Problem to work on:
Word for word, give the material below again, minus any images.

Extracted records
___

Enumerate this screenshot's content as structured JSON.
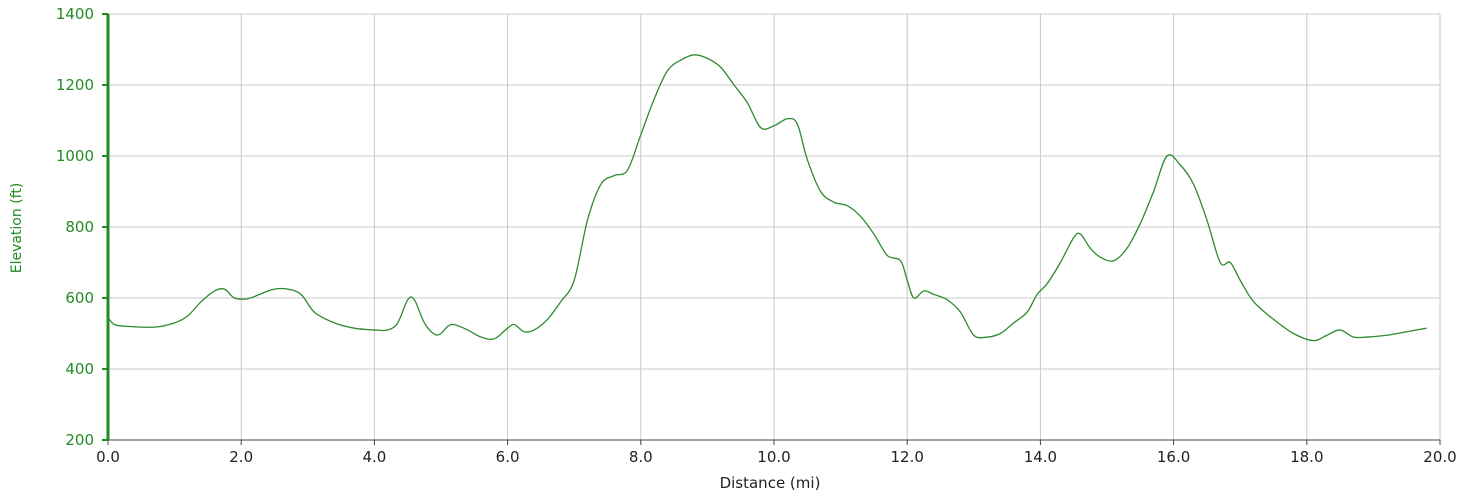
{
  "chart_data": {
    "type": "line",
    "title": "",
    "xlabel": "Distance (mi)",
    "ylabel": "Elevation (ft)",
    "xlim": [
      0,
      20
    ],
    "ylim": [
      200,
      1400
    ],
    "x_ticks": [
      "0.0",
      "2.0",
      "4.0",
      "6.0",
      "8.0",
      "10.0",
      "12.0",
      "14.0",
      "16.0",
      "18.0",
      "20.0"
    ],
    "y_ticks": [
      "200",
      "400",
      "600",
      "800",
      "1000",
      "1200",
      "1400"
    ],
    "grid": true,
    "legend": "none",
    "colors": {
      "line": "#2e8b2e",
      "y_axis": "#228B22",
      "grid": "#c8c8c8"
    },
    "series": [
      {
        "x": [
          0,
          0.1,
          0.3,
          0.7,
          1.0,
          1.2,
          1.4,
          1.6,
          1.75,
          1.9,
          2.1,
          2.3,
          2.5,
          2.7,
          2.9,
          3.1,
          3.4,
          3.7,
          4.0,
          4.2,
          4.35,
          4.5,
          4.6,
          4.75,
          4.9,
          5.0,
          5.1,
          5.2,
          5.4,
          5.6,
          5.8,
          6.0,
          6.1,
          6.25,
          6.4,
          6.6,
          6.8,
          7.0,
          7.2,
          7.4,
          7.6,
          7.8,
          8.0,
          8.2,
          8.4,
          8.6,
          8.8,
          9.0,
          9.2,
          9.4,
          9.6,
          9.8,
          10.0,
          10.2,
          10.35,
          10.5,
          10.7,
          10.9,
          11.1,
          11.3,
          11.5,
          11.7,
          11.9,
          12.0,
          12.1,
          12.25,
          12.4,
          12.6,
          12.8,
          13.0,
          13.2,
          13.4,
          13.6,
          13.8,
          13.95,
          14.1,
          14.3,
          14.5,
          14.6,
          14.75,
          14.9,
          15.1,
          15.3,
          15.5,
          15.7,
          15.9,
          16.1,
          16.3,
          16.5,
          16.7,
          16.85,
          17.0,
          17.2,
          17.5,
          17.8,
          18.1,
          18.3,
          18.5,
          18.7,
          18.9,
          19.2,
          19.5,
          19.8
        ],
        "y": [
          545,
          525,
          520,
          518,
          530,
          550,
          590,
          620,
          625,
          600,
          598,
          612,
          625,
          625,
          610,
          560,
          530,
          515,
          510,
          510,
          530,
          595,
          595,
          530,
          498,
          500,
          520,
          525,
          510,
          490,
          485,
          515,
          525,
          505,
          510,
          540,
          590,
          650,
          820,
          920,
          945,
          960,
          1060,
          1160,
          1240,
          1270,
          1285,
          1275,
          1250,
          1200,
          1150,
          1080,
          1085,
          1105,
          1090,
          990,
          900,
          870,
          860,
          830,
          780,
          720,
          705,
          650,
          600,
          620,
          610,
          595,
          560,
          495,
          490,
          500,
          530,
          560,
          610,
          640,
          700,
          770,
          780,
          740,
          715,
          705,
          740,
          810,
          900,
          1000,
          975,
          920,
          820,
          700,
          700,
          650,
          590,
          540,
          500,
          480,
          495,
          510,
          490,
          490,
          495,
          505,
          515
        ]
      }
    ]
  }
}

___

Solution:
Enumerate this screenshot's content as structured JSON.
{
  "chart_data": {
    "type": "line",
    "title": "",
    "xlabel": "Distance (mi)",
    "ylabel": "Elevation (ft)",
    "xlim": [
      0,
      20
    ],
    "ylim": [
      200,
      1400
    ],
    "x_ticks": [
      "0.0",
      "2.0",
      "4.0",
      "6.0",
      "8.0",
      "10.0",
      "12.0",
      "14.0",
      "16.0",
      "18.0",
      "20.0"
    ],
    "y_ticks": [
      "200",
      "400",
      "600",
      "800",
      "1000",
      "1200",
      "1400"
    ],
    "grid": true,
    "legend": "none",
    "colors": {
      "line": "#2e8b2e",
      "y_axis": "#228B22",
      "grid": "#c8c8c8"
    },
    "series": [
      {
        "x": [
          0,
          0.1,
          0.3,
          0.7,
          1.0,
          1.2,
          1.4,
          1.6,
          1.75,
          1.9,
          2.1,
          2.3,
          2.5,
          2.7,
          2.9,
          3.1,
          3.4,
          3.7,
          4.0,
          4.2,
          4.35,
          4.5,
          4.6,
          4.75,
          4.9,
          5.0,
          5.1,
          5.2,
          5.4,
          5.6,
          5.8,
          6.0,
          6.1,
          6.25,
          6.4,
          6.6,
          6.8,
          7.0,
          7.2,
          7.4,
          7.6,
          7.8,
          8.0,
          8.2,
          8.4,
          8.6,
          8.8,
          9.0,
          9.2,
          9.4,
          9.6,
          9.8,
          10.0,
          10.2,
          10.35,
          10.5,
          10.7,
          10.9,
          11.1,
          11.3,
          11.5,
          11.7,
          11.9,
          12.0,
          12.1,
          12.25,
          12.4,
          12.6,
          12.8,
          13.0,
          13.2,
          13.4,
          13.6,
          13.8,
          13.95,
          14.1,
          14.3,
          14.5,
          14.6,
          14.75,
          14.9,
          15.1,
          15.3,
          15.5,
          15.7,
          15.9,
          16.1,
          16.3,
          16.5,
          16.7,
          16.85,
          17.0,
          17.2,
          17.5,
          17.8,
          18.1,
          18.3,
          18.5,
          18.7,
          18.9,
          19.2,
          19.5,
          19.8
        ],
        "y": [
          545,
          525,
          520,
          518,
          530,
          550,
          590,
          620,
          625,
          600,
          598,
          612,
          625,
          625,
          610,
          560,
          530,
          515,
          510,
          510,
          530,
          595,
          595,
          530,
          498,
          500,
          520,
          525,
          510,
          490,
          485,
          515,
          525,
          505,
          510,
          540,
          590,
          650,
          820,
          920,
          945,
          960,
          1060,
          1160,
          1240,
          1270,
          1285,
          1275,
          1250,
          1200,
          1150,
          1080,
          1085,
          1105,
          1090,
          990,
          900,
          870,
          860,
          830,
          780,
          720,
          705,
          650,
          600,
          620,
          610,
          595,
          560,
          495,
          490,
          500,
          530,
          560,
          610,
          640,
          700,
          770,
          780,
          740,
          715,
          705,
          740,
          810,
          900,
          1000,
          975,
          920,
          820,
          700,
          700,
          650,
          590,
          540,
          500,
          480,
          495,
          510,
          490,
          490,
          495,
          505,
          515
        ]
      }
    ]
  }
}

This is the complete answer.